> _RAW DATA_:

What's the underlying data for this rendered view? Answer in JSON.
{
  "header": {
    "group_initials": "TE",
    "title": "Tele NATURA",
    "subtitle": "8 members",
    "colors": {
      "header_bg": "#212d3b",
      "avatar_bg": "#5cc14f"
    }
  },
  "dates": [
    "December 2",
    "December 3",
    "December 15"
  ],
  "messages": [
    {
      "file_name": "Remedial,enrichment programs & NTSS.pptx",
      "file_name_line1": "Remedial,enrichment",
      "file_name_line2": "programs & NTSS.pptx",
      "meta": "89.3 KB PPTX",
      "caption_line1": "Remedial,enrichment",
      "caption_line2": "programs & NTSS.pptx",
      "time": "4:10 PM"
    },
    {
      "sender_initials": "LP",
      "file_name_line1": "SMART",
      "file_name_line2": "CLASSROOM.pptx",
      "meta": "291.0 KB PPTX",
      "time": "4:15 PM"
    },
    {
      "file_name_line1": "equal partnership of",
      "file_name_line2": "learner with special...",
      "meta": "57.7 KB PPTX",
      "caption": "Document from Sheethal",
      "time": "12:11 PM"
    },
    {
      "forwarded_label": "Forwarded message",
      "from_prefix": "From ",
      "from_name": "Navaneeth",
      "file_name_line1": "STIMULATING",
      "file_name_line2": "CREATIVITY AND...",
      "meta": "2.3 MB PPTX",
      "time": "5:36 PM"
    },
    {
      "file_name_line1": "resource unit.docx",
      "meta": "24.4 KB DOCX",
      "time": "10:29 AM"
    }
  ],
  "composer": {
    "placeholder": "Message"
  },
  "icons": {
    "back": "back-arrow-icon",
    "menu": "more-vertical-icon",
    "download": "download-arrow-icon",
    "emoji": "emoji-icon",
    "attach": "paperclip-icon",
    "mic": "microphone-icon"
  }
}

> _STATED TASK_:
The lines to collect are those holding the string "arrow"; copy them all.

> _RESPONSE TO THE EXERCISE_:
    "back": "back-arrow-icon",
    "download": "download-arrow-icon",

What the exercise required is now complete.